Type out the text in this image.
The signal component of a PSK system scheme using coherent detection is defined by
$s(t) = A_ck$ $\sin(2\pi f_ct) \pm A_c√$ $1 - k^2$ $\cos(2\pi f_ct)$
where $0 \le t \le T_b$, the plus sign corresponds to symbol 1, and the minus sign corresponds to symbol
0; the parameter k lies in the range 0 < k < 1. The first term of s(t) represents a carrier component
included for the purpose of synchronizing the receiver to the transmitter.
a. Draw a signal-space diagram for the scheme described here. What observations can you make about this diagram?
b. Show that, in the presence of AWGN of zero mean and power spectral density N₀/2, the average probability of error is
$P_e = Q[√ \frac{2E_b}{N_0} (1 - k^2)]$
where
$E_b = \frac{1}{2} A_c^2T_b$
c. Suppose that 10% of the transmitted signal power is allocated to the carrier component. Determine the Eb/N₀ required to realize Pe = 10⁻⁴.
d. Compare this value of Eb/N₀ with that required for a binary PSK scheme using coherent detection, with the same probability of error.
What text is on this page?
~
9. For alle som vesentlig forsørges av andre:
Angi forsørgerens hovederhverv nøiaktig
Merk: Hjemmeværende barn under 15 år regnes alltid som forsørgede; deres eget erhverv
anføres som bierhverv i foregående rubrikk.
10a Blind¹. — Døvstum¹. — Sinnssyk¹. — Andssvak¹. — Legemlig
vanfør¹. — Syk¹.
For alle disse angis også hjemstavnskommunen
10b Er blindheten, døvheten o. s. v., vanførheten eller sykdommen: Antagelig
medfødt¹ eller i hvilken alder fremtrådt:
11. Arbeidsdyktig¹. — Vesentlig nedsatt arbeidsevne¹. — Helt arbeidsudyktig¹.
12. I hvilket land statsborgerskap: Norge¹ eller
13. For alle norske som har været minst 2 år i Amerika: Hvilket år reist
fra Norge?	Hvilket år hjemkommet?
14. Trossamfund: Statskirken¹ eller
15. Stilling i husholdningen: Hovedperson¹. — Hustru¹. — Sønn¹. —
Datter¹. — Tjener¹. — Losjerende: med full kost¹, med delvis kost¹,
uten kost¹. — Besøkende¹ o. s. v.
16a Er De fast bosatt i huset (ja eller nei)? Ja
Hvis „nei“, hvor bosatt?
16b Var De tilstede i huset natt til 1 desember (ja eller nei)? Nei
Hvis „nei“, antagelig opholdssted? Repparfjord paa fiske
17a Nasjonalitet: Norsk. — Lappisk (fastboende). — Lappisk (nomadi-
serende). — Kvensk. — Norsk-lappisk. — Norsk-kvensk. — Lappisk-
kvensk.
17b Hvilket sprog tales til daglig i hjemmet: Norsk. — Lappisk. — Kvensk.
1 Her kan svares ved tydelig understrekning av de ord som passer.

※ ※ ※

PROMPT
Pull out every line in the material above where "eller" occurs.

RESULT OF THIS EXERCISE
10b Er blindheten, døvheten o. s. v., vanførheten eller sykdommen: Antagelig
medfødt¹ eller i hvilken alder fremtrådt:
12. I hvilket land statsborgerskap: Norge¹ eller
14. Trossamfund: Statskirken¹ eller
16a Er De fast bosatt i huset (ja eller nei)? Ja
16b Var De tilstede i huset natt til 1 desember (ja eller nei)? Nei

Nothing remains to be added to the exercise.